(Your objective) Track down every line below that holds "juny" and copy it.

[Records from a collection]
-=-=-=-=-

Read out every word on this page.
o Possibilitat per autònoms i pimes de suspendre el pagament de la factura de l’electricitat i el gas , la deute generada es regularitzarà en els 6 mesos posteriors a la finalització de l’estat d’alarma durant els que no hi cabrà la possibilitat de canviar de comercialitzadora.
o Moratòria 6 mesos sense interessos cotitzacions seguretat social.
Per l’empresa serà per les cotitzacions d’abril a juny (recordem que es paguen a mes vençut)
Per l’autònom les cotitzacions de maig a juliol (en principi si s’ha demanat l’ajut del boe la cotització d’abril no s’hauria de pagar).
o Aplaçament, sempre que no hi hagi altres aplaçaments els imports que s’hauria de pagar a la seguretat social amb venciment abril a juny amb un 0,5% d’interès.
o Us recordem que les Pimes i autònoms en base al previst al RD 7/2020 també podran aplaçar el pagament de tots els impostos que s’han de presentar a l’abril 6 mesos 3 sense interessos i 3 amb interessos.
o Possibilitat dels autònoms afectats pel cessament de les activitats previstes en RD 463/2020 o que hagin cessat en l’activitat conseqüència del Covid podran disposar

-=-=-=-=-

(Final answer)
Per l’empresa serà per les cotitzacions d’abril a juny (recordem que es paguen a mes vençut)
o Aplaçament, sempre que no hi hagi altres aplaçaments els imports que s’hauria de pagar a la seguretat social amb venciment abril a juny amb un 0,5% d’interès.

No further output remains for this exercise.